◆ **SET PROBLEM**
Could you copy every line from the material below in which "Total" appears?

◆ **STORED ROWS**
Start

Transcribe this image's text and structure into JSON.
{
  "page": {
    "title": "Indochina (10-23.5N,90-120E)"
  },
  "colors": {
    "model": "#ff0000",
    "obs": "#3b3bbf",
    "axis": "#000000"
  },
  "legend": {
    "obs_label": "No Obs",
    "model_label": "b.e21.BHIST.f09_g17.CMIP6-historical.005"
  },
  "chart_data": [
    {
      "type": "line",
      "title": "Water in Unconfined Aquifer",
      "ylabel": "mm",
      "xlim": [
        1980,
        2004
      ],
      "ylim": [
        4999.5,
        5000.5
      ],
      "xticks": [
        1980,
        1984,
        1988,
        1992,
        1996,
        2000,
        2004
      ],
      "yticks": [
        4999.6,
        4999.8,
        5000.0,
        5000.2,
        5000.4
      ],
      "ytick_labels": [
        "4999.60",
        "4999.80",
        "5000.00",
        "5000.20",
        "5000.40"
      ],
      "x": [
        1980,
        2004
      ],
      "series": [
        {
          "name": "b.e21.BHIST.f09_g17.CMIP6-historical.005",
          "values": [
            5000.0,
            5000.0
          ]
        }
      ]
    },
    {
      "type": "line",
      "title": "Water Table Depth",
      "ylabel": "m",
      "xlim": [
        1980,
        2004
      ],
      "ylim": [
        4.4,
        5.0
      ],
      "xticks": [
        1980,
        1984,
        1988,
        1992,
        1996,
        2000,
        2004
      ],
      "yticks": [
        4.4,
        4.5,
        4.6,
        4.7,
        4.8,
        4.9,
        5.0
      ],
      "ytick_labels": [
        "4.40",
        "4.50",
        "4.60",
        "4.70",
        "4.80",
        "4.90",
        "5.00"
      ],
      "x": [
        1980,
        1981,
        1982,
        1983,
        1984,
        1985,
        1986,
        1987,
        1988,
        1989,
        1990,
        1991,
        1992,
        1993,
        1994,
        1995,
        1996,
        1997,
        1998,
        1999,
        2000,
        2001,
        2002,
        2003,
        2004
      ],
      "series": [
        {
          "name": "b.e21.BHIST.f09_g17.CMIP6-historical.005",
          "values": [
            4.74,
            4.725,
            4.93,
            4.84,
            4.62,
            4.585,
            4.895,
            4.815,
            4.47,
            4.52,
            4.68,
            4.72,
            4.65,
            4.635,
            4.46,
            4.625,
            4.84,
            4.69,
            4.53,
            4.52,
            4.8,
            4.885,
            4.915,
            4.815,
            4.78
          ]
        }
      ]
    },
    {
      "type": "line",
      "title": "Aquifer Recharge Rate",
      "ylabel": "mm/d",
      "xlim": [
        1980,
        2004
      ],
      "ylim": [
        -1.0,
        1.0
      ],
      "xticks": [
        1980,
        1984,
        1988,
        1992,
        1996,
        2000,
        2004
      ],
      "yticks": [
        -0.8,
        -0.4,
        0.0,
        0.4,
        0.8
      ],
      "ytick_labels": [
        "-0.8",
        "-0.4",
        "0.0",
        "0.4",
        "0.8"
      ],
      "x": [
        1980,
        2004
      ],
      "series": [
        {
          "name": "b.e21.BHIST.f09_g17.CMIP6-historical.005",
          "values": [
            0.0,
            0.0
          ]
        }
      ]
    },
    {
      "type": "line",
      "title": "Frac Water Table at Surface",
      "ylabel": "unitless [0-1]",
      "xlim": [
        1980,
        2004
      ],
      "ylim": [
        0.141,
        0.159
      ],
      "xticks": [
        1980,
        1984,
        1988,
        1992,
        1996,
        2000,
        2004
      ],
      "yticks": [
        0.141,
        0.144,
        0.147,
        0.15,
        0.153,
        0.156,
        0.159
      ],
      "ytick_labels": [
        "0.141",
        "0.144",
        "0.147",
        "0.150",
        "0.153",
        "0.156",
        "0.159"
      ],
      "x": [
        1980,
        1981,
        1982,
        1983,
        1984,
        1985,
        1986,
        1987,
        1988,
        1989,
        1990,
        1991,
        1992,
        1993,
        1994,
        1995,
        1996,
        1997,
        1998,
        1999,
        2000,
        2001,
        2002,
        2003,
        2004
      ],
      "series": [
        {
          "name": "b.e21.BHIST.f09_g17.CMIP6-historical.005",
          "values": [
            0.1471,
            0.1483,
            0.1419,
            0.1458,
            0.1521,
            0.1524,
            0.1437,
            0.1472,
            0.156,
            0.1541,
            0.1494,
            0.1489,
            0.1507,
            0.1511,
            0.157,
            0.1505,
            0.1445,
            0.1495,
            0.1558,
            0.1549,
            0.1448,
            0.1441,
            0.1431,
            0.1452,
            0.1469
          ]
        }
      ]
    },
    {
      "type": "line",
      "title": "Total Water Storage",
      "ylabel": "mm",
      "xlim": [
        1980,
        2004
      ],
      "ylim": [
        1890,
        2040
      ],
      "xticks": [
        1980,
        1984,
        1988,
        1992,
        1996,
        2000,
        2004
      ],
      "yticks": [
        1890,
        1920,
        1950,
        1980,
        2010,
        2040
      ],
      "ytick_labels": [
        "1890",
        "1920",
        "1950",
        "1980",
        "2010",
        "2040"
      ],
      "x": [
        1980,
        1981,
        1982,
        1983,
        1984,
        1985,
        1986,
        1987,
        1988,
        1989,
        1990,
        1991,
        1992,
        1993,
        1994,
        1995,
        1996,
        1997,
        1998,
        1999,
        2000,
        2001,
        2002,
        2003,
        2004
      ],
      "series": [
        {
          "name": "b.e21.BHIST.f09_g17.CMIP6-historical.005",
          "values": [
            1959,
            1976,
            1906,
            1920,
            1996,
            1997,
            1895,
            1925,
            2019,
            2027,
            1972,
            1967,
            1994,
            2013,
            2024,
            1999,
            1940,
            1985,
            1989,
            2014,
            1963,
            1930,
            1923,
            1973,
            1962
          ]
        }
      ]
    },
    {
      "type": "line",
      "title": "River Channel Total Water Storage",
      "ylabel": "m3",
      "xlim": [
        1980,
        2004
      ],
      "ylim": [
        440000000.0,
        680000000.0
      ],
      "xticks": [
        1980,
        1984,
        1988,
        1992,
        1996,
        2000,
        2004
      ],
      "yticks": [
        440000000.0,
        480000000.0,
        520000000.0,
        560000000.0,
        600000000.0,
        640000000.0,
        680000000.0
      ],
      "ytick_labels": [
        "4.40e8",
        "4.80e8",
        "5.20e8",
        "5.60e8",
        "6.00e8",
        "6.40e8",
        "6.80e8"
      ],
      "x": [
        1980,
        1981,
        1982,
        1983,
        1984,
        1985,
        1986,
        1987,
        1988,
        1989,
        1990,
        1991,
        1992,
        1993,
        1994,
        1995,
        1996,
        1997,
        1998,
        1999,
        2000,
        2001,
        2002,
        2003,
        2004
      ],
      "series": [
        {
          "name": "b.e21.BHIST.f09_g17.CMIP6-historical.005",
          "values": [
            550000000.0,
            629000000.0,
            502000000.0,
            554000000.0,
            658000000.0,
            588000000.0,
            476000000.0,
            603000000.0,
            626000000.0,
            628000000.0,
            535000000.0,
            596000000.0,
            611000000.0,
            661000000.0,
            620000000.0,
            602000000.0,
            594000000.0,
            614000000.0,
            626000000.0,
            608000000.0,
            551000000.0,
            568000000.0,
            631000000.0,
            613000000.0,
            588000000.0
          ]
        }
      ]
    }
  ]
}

End
Start

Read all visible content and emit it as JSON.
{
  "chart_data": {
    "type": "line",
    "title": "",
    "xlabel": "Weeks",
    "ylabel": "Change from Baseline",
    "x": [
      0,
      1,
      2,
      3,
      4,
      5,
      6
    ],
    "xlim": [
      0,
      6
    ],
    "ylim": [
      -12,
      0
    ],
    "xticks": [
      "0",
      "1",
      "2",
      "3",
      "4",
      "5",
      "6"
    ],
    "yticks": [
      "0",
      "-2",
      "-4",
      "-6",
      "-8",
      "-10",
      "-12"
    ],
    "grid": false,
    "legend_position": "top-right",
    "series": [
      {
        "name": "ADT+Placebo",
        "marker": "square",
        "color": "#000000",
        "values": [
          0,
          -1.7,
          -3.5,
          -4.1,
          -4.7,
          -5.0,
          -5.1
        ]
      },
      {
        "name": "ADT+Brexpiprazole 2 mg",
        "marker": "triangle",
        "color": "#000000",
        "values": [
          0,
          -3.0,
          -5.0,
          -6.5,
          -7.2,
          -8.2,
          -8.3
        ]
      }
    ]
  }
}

End

◆ **THE ANSWER**
      "title": "Total Water Storage",
      "title": "River Channel Total Water Storage",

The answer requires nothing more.